Give the data a second time, exactly and in full.
start Listed records
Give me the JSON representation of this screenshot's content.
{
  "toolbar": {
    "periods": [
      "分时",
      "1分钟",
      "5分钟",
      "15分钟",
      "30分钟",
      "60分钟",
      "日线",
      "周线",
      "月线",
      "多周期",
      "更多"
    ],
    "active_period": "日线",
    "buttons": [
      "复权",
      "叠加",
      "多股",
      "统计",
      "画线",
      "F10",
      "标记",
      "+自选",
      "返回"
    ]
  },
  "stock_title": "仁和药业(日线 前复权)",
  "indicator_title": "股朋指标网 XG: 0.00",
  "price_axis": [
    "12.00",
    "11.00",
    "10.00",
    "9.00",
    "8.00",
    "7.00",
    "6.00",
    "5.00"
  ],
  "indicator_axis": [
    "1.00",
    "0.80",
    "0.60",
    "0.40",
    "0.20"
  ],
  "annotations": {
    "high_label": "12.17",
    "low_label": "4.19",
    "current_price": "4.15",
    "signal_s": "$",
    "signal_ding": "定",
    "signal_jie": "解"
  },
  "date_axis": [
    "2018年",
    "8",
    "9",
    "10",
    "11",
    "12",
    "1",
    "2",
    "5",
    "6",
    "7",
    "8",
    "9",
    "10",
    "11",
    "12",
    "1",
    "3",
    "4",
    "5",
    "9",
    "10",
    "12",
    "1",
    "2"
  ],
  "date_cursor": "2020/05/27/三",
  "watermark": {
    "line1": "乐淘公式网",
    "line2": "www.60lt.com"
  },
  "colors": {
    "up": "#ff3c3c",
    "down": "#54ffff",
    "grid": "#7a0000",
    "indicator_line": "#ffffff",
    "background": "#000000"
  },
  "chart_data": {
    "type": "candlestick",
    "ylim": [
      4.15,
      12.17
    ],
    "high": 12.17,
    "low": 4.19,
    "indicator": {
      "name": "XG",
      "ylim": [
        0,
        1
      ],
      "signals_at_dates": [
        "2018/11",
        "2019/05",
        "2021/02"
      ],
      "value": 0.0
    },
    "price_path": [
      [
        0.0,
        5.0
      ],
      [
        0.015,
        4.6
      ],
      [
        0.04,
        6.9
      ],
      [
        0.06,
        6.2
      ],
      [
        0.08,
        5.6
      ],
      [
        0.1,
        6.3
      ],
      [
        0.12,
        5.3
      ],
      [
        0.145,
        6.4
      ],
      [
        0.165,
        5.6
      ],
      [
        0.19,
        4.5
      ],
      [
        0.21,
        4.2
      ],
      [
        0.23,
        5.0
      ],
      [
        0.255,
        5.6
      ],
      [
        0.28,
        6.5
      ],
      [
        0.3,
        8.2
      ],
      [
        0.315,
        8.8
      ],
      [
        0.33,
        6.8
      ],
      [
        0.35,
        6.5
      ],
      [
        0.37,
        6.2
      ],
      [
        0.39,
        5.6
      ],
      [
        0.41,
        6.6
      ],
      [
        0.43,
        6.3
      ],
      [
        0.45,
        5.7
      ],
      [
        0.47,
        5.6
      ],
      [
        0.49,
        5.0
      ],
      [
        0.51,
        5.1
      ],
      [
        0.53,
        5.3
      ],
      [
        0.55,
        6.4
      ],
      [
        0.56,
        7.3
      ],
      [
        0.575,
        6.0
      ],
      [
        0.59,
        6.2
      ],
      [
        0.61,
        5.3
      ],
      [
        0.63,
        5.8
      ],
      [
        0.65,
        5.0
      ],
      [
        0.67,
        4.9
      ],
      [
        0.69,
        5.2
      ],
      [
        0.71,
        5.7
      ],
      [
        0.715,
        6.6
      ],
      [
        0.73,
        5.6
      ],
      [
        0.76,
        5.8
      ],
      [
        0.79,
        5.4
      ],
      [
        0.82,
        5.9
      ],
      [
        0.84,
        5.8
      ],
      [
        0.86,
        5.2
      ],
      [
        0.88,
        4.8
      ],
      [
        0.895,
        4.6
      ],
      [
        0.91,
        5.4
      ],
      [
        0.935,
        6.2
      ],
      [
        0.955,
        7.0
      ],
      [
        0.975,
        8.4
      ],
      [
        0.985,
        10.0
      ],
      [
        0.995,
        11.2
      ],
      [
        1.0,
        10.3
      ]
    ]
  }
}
end Listed records
Response to the exercise
Give me the JSON representation of this screenshot's content.
{
  "toolbar": {
    "periods": [
      "分时",
      "1分钟",
      "5分钟",
      "15分钟",
      "30分钟",
      "60分钟",
      "日线",
      "周线",
      "月线",
      "多周期",
      "更多"
    ],
    "active_period": "日线",
    "buttons": [
      "复权",
      "叠加",
      "多股",
      "统计",
      "画线",
      "F10",
      "标记",
      "+自选",
      "返回"
    ]
  },
  "stock_title": "仁和药业(日线 前复权)",
  "indicator_title": "股朋指标网 XG: 0.00",
  "price_axis": [
    "12.00",
    "11.00",
    "10.00",
    "9.00",
    "8.00",
    "7.00",
    "6.00",
    "5.00"
  ],
  "indicator_axis": [
    "1.00",
    "0.80",
    "0.60",
    "0.40",
    "0.20"
  ],
  "annotations": {
    "high_label": "12.17",
    "low_label": "4.19",
    "current_price": "4.15",
    "signal_s": "$",
    "signal_ding": "定",
    "signal_jie": "解"
  },
  "date_axis": [
    "2018年",
    "8",
    "9",
    "10",
    "11",
    "12",
    "1",
    "2",
    "5",
    "6",
    "7",
    "8",
    "9",
    "10",
    "11",
    "12",
    "1",
    "3",
    "4",
    "5",
    "9",
    "10",
    "12",
    "1",
    "2"
  ],
  "date_cursor": "2020/05/27/三",
  "watermark": {
    "line1": "乐淘公式网",
    "line2": "www.60lt.com"
  },
  "colors": {
    "up": "#ff3c3c",
    "down": "#54ffff",
    "grid": "#7a0000",
    "indicator_line": "#ffffff",
    "background": "#000000"
  },
  "chart_data": {
    "type": "candlestick",
    "ylim": [
      4.15,
      12.17
    ],
    "high": 12.17,
    "low": 4.19,
    "indicator": {
      "name": "XG",
      "ylim": [
        0,
        1
      ],
      "signals_at_dates": [
        "2018/11",
        "2019/05",
        "2021/02"
      ],
      "value": 0.0
    },
    "price_path": [
      [
        0.0,
        5.0
      ],
      [
        0.015,
        4.6
      ],
      [
        0.04,
        6.9
      ],
      [
        0.06,
        6.2
      ],
      [
        0.08,
        5.6
      ],
      [
        0.1,
        6.3
      ],
      [
        0.12,
        5.3
      ],
      [
        0.145,
        6.4
      ],
      [
        0.165,
        5.6
      ],
      [
        0.19,
        4.5
      ],
      [
        0.21,
        4.2
      ],
      [
        0.23,
        5.0
      ],
      [
        0.255,
        5.6
      ],
      [
        0.28,
        6.5
      ],
      [
        0.3,
        8.2
      ],
      [
        0.315,
        8.8
      ],
      [
        0.33,
        6.8
      ],
      [
        0.35,
        6.5
      ],
      [
        0.37,
        6.2
      ],
      [
        0.39,
        5.6
      ],
      [
        0.41,
        6.6
      ],
      [
        0.43,
        6.3
      ],
      [
        0.45,
        5.7
      ],
      [
        0.47,
        5.6
      ],
      [
        0.49,
        5.0
      ],
      [
        0.51,
        5.1
      ],
      [
        0.53,
        5.3
      ],
      [
        0.55,
        6.4
      ],
      [
        0.56,
        7.3
      ],
      [
        0.575,
        6.0
      ],
      [
        0.59,
        6.2
      ],
      [
        0.61,
        5.3
      ],
      [
        0.63,
        5.8
      ],
      [
        0.65,
        5.0
      ],
      [
        0.67,
        4.9
      ],
      [
        0.69,
        5.2
      ],
      [
        0.71,
        5.7
      ],
      [
        0.715,
        6.6
      ],
      [
        0.73,
        5.6
      ],
      [
        0.76,
        5.8
      ],
      [
        0.79,
        5.4
      ],
      [
        0.82,
        5.9
      ],
      [
        0.84,
        5.8
      ],
      [
        0.86,
        5.2
      ],
      [
        0.88,
        4.8
      ],
      [
        0.895,
        4.6
      ],
      [
        0.91,
        5.4
      ],
      [
        0.935,
        6.2
      ],
      [
        0.955,
        7.0
      ],
      [
        0.975,
        8.4
      ],
      [
        0.985,
        10.0
      ],
      [
        0.995,
        11.2
      ],
      [
        1.0,
        10.3
      ]
    ]
  }
}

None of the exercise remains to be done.